- **WHAT YOU WILL DO**
Locate the lines that hold the string "annotation". Copy every such line.

- **PROVIDED ENTRIES**
* * * * * * *

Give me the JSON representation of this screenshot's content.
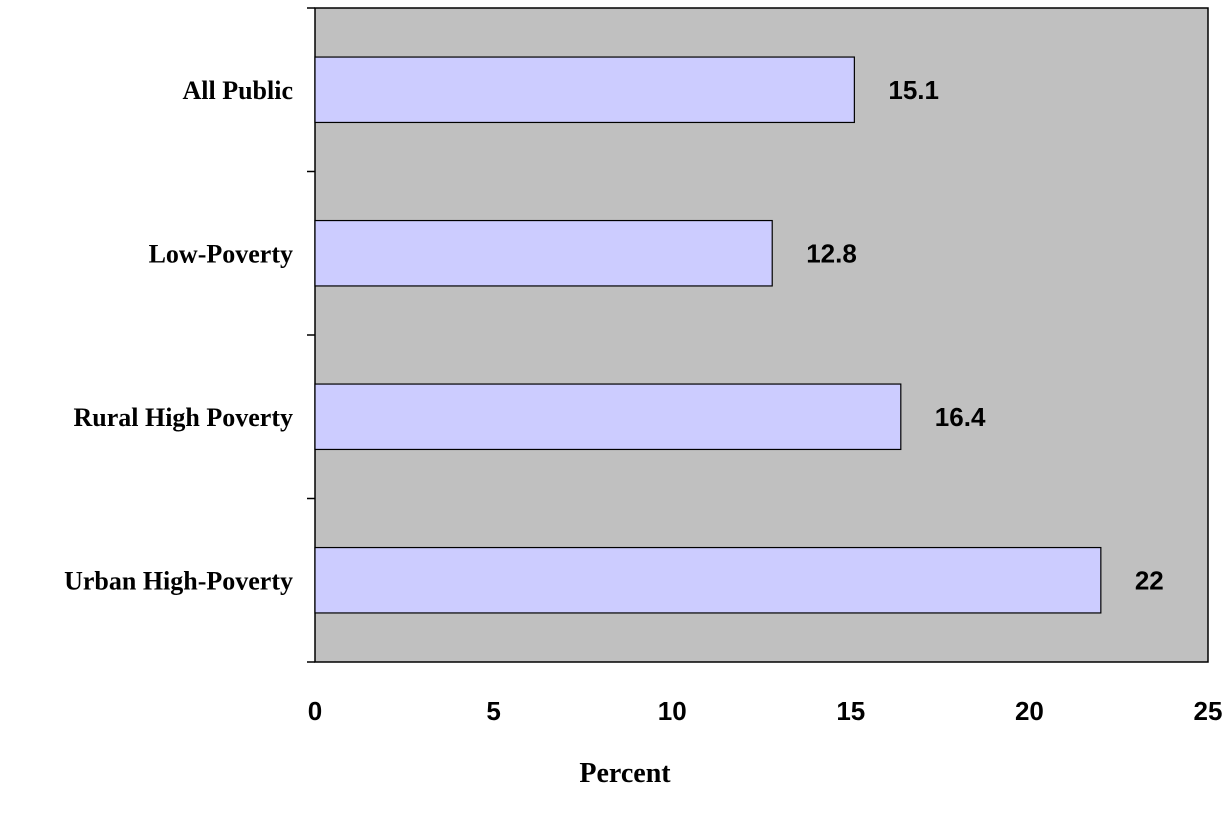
{
  "chart_data": {
    "type": "bar",
    "orientation": "horizontal",
    "categories": [
      "All Public",
      "Low-Poverty",
      "Rural High Poverty",
      "Urban High-Poverty"
    ],
    "values": [
      15.1,
      12.8,
      16.4,
      22
    ],
    "value_labels": [
      "15.1",
      "12.8",
      "16.4",
      "22"
    ],
    "xlabel": "Percent",
    "ylabel": "",
    "title": "",
    "xlim": [
      0,
      25
    ],
    "x_ticks": [
      "0",
      "5",
      "10",
      "15",
      "20",
      "25"
    ],
    "grid": false,
    "legend": "none",
    "colors": {
      "bar_fill": "#ccccff",
      "bar_stroke": "#000000",
      "plot_background": "#c0c0c0",
      "page_background": "#ffffff"
    }
  }
}
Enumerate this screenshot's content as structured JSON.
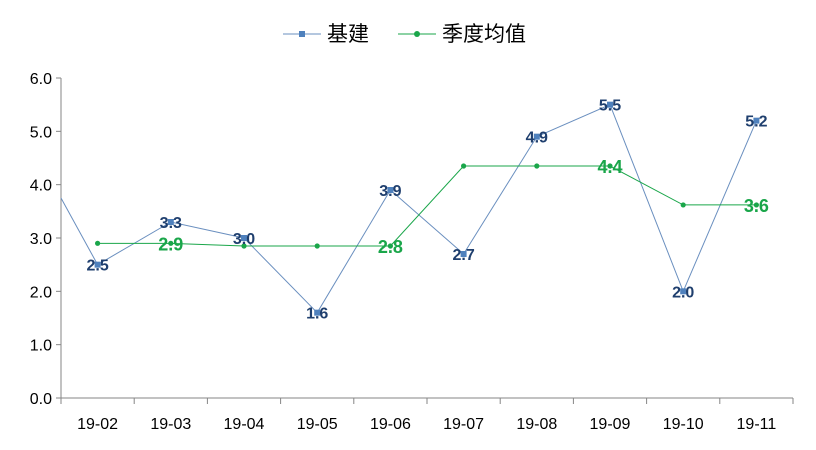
{
  "chart_data": {
    "type": "line",
    "categories": [
      "19-02",
      "19-03",
      "19-04",
      "19-05",
      "19-06",
      "19-07",
      "19-08",
      "19-09",
      "19-10",
      "19-11"
    ],
    "ylim": [
      0,
      6
    ],
    "yticks": [
      "0.0",
      "1.0",
      "2.0",
      "3.0",
      "4.0",
      "5.0",
      "6.0"
    ],
    "grid": false,
    "legend_position": "top-center",
    "series": [
      {
        "name": "基建",
        "color": "#6a8fbf",
        "marker": "square",
        "start_value": 3.75,
        "values": [
          2.5,
          3.3,
          3.0,
          1.6,
          3.9,
          2.7,
          4.9,
          5.5,
          2.0,
          5.2
        ],
        "labels": [
          "2.5",
          "3.3",
          "3.0",
          "1.6",
          "3.9",
          "2.7",
          "4.9",
          "5.5",
          "2.0",
          "5.2"
        ]
      },
      {
        "name": "季度均值",
        "color": "#1aa64a",
        "marker": "circle",
        "values": [
          2.9,
          2.9,
          2.85,
          2.85,
          2.85,
          4.35,
          4.35,
          4.35,
          3.62,
          3.62
        ],
        "labels": [
          "",
          "2.9",
          "",
          "",
          "2.8",
          "",
          "",
          "4.4",
          "",
          "3.6"
        ]
      }
    ]
  }
}
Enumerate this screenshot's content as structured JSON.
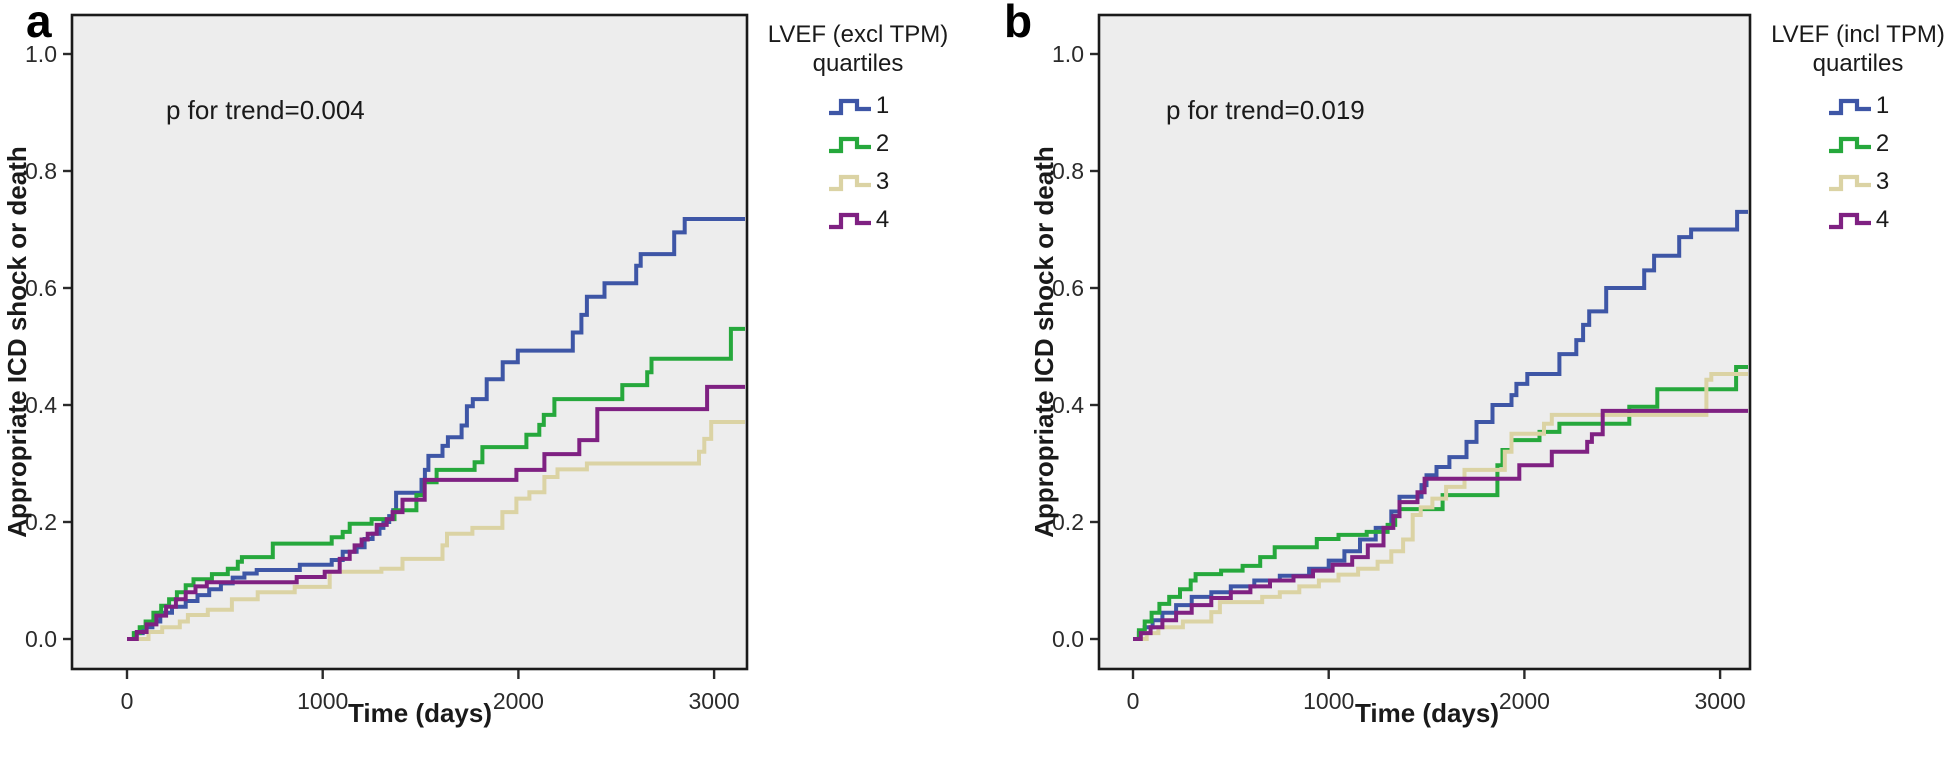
{
  "figure": {
    "panels": [
      {
        "letter": "a",
        "legend_title_line1": "LVEF (excl TPM)",
        "legend_title_line2": "quartiles"
      },
      {
        "letter": "b",
        "legend_title_line1": "LVEF (incl TPM)",
        "legend_title_line2": "quartiles"
      }
    ]
  },
  "chart_data": [
    {
      "type": "line",
      "subtype": "kaplan-meier-cumulative-incidence-step",
      "title": "",
      "xlabel": "Time (days)",
      "ylabel": "Appropriate ICD shock or death",
      "annotation": "p for trend=0.004",
      "legend_title": "LVEF (excl TPM) quartiles",
      "legend_position": "right",
      "grid": false,
      "plot_background": "#ededed",
      "xlim": [
        0,
        3160
      ],
      "ylim": [
        0.0,
        1.0
      ],
      "x_ticks": [
        0,
        1000,
        2000,
        3000
      ],
      "y_ticks": [
        0.0,
        0.2,
        0.4,
        0.6,
        0.8,
        1.0
      ],
      "series": [
        {
          "name": "1",
          "color": "#3E56A6",
          "points": [
            [
              0,
              0
            ],
            [
              40,
              0.01
            ],
            [
              80,
              0.02
            ],
            [
              130,
              0.03
            ],
            [
              170,
              0.045
            ],
            [
              230,
              0.055
            ],
            [
              300,
              0.065
            ],
            [
              360,
              0.075
            ],
            [
              420,
              0.085
            ],
            [
              480,
              0.095
            ],
            [
              540,
              0.105
            ],
            [
              600,
              0.112
            ],
            [
              663,
              0.118
            ],
            [
              883,
              0.127
            ],
            [
              1046,
              0.135
            ],
            [
              1102,
              0.149
            ],
            [
              1173,
              0.157
            ],
            [
              1214,
              0.171
            ],
            [
              1255,
              0.18
            ],
            [
              1290,
              0.19
            ],
            [
              1310,
              0.2
            ],
            [
              1340,
              0.21
            ],
            [
              1360,
              0.22
            ],
            [
              1375,
              0.25
            ],
            [
              1505,
              0.272
            ],
            [
              1522,
              0.289
            ],
            [
              1540,
              0.313
            ],
            [
              1612,
              0.33
            ],
            [
              1640,
              0.345
            ],
            [
              1710,
              0.365
            ],
            [
              1737,
              0.398
            ],
            [
              1767,
              0.41
            ],
            [
              1838,
              0.444
            ],
            [
              1920,
              0.473
            ],
            [
              1997,
              0.493
            ],
            [
              2278,
              0.524
            ],
            [
              2322,
              0.554
            ],
            [
              2350,
              0.585
            ],
            [
              2440,
              0.608
            ],
            [
              2602,
              0.638
            ],
            [
              2625,
              0.658
            ],
            [
              2796,
              0.695
            ],
            [
              2850,
              0.718
            ]
          ]
        },
        {
          "name": "2",
          "color": "#26A83C",
          "points": [
            [
              0,
              0
            ],
            [
              35,
              0.01
            ],
            [
              65,
              0.02
            ],
            [
              95,
              0.03
            ],
            [
              135,
              0.045
            ],
            [
              175,
              0.057
            ],
            [
              215,
              0.068
            ],
            [
              255,
              0.08
            ],
            [
              300,
              0.092
            ],
            [
              340,
              0.102
            ],
            [
              434,
              0.111
            ],
            [
              515,
              0.12
            ],
            [
              566,
              0.132
            ],
            [
              587,
              0.14
            ],
            [
              745,
              0.163
            ],
            [
              1046,
              0.174
            ],
            [
              1102,
              0.183
            ],
            [
              1138,
              0.197
            ],
            [
              1250,
              0.205
            ],
            [
              1367,
              0.22
            ],
            [
              1479,
              0.246
            ],
            [
              1520,
              0.268
            ],
            [
              1582,
              0.289
            ],
            [
              1776,
              0.302
            ],
            [
              1816,
              0.328
            ],
            [
              2041,
              0.349
            ],
            [
              2107,
              0.366
            ],
            [
              2130,
              0.383
            ],
            [
              2184,
              0.41
            ],
            [
              2531,
              0.434
            ],
            [
              2658,
              0.456
            ],
            [
              2680,
              0.479
            ],
            [
              3086,
              0.53
            ]
          ]
        },
        {
          "name": "3",
          "color": "#DBD3A4",
          "points": [
            [
              0,
              0
            ],
            [
              110,
              0.012
            ],
            [
              180,
              0.02
            ],
            [
              270,
              0.03
            ],
            [
              311,
              0.041
            ],
            [
              413,
              0.05
            ],
            [
              536,
              0.068
            ],
            [
              668,
              0.08
            ],
            [
              857,
              0.089
            ],
            [
              1036,
              0.115
            ],
            [
              1300,
              0.12
            ],
            [
              1408,
              0.137
            ],
            [
              1612,
              0.16
            ],
            [
              1635,
              0.18
            ],
            [
              1765,
              0.19
            ],
            [
              1918,
              0.217
            ],
            [
              1990,
              0.24
            ],
            [
              2056,
              0.251
            ],
            [
              2133,
              0.277
            ],
            [
              2200,
              0.29
            ],
            [
              2350,
              0.3
            ],
            [
              2923,
              0.32
            ],
            [
              2950,
              0.342
            ],
            [
              2985,
              0.371
            ]
          ]
        },
        {
          "name": "4",
          "color": "#7F2182",
          "points": [
            [
              0,
              0
            ],
            [
              50,
              0.012
            ],
            [
              100,
              0.025
            ],
            [
              150,
              0.04
            ],
            [
              200,
              0.055
            ],
            [
              250,
              0.068
            ],
            [
              300,
              0.08
            ],
            [
              350,
              0.09
            ],
            [
              408,
              0.097
            ],
            [
              867,
              0.106
            ],
            [
              1010,
              0.115
            ],
            [
              1087,
              0.137
            ],
            [
              1138,
              0.149
            ],
            [
              1163,
              0.16
            ],
            [
              1199,
              0.17
            ],
            [
              1230,
              0.18
            ],
            [
              1276,
              0.195
            ],
            [
              1327,
              0.205
            ],
            [
              1357,
              0.217
            ],
            [
              1408,
              0.238
            ],
            [
              1521,
              0.272
            ],
            [
              1990,
              0.289
            ],
            [
              2133,
              0.316
            ],
            [
              2311,
              0.34
            ],
            [
              2403,
              0.393
            ],
            [
              2964,
              0.431
            ]
          ]
        }
      ]
    },
    {
      "type": "line",
      "subtype": "kaplan-meier-cumulative-incidence-step",
      "title": "",
      "xlabel": "Time (days)",
      "ylabel": "Appropriate ICD shock or death",
      "annotation": "p for trend=0.019",
      "legend_title": "LVEF (incl TPM) quartiles",
      "legend_position": "right",
      "grid": false,
      "plot_background": "#ededed",
      "xlim": [
        0,
        3150
      ],
      "ylim": [
        0.0,
        1.0
      ],
      "x_ticks": [
        0,
        1000,
        2000,
        3000
      ],
      "y_ticks": [
        0.0,
        0.2,
        0.4,
        0.6,
        0.8,
        1.0
      ],
      "series": [
        {
          "name": "1",
          "color": "#3E56A6",
          "points": [
            [
              0,
              0
            ],
            [
              30,
              0.01
            ],
            [
              60,
              0.02
            ],
            [
              100,
              0.032
            ],
            [
              150,
              0.045
            ],
            [
              220,
              0.058
            ],
            [
              300,
              0.072
            ],
            [
              400,
              0.08
            ],
            [
              500,
              0.09
            ],
            [
              620,
              0.1
            ],
            [
              750,
              0.108
            ],
            [
              900,
              0.12
            ],
            [
              1000,
              0.134
            ],
            [
              1080,
              0.15
            ],
            [
              1160,
              0.17
            ],
            [
              1240,
              0.19
            ],
            [
              1320,
              0.218
            ],
            [
              1362,
              0.243
            ],
            [
              1474,
              0.263
            ],
            [
              1500,
              0.28
            ],
            [
              1551,
              0.294
            ],
            [
              1617,
              0.311
            ],
            [
              1704,
              0.337
            ],
            [
              1755,
              0.371
            ],
            [
              1837,
              0.4
            ],
            [
              1934,
              0.417
            ],
            [
              1959,
              0.436
            ],
            [
              2015,
              0.453
            ],
            [
              2179,
              0.487
            ],
            [
              2265,
              0.511
            ],
            [
              2300,
              0.537
            ],
            [
              2331,
              0.56
            ],
            [
              2418,
              0.6
            ],
            [
              2612,
              0.63
            ],
            [
              2663,
              0.655
            ],
            [
              2791,
              0.687
            ],
            [
              2852,
              0.7
            ],
            [
              3087,
              0.73
            ]
          ]
        },
        {
          "name": "2",
          "color": "#26A83C",
          "points": [
            [
              0,
              0
            ],
            [
              30,
              0.015
            ],
            [
              60,
              0.03
            ],
            [
              95,
              0.045
            ],
            [
              135,
              0.06
            ],
            [
              185,
              0.072
            ],
            [
              240,
              0.085
            ],
            [
              295,
              0.1
            ],
            [
              320,
              0.111
            ],
            [
              450,
              0.117
            ],
            [
              560,
              0.125
            ],
            [
              650,
              0.14
            ],
            [
              724,
              0.157
            ],
            [
              939,
              0.171
            ],
            [
              1050,
              0.178
            ],
            [
              1194,
              0.183
            ],
            [
              1301,
              0.195
            ],
            [
              1340,
              0.21
            ],
            [
              1362,
              0.222
            ],
            [
              1582,
              0.246
            ],
            [
              1862,
              0.297
            ],
            [
              1888,
              0.323
            ],
            [
              1934,
              0.34
            ],
            [
              2077,
              0.354
            ],
            [
              2179,
              0.368
            ],
            [
              2536,
              0.397
            ],
            [
              2679,
              0.427
            ],
            [
              3082,
              0.465
            ]
          ]
        },
        {
          "name": "3",
          "color": "#DBD3A4",
          "points": [
            [
              0,
              0
            ],
            [
              70,
              0.01
            ],
            [
              130,
              0.02
            ],
            [
              255,
              0.03
            ],
            [
              400,
              0.046
            ],
            [
              444,
              0.063
            ],
            [
              660,
              0.072
            ],
            [
              750,
              0.08
            ],
            [
              850,
              0.09
            ],
            [
              950,
              0.1
            ],
            [
              1050,
              0.11
            ],
            [
              1150,
              0.12
            ],
            [
              1250,
              0.132
            ],
            [
              1320,
              0.15
            ],
            [
              1380,
              0.17
            ],
            [
              1429,
              0.212
            ],
            [
              1470,
              0.225
            ],
            [
              1530,
              0.24
            ],
            [
              1600,
              0.26
            ],
            [
              1694,
              0.289
            ],
            [
              1900,
              0.32
            ],
            [
              1934,
              0.351
            ],
            [
              2100,
              0.368
            ],
            [
              2140,
              0.383
            ],
            [
              2930,
              0.443
            ],
            [
              2955,
              0.453
            ]
          ]
        },
        {
          "name": "4",
          "color": "#7F2182",
          "points": [
            [
              0,
              0
            ],
            [
              40,
              0.01
            ],
            [
              90,
              0.02
            ],
            [
              150,
              0.032
            ],
            [
              220,
              0.045
            ],
            [
              300,
              0.058
            ],
            [
              400,
              0.07
            ],
            [
              500,
              0.08
            ],
            [
              600,
              0.09
            ],
            [
              700,
              0.1
            ],
            [
              820,
              0.107
            ],
            [
              920,
              0.117
            ],
            [
              1020,
              0.127
            ],
            [
              1120,
              0.14
            ],
            [
              1200,
              0.16
            ],
            [
              1280,
              0.19
            ],
            [
              1330,
              0.21
            ],
            [
              1362,
              0.234
            ],
            [
              1454,
              0.251
            ],
            [
              1490,
              0.274
            ],
            [
              1974,
              0.297
            ],
            [
              2140,
              0.32
            ],
            [
              2321,
              0.337
            ],
            [
              2345,
              0.35
            ],
            [
              2400,
              0.39
            ]
          ]
        }
      ]
    }
  ]
}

* * * * * * *

- **TASK OUTPUT**
      "annotation": "p for trend=0.004",
      "annotation": "p for trend=0.019",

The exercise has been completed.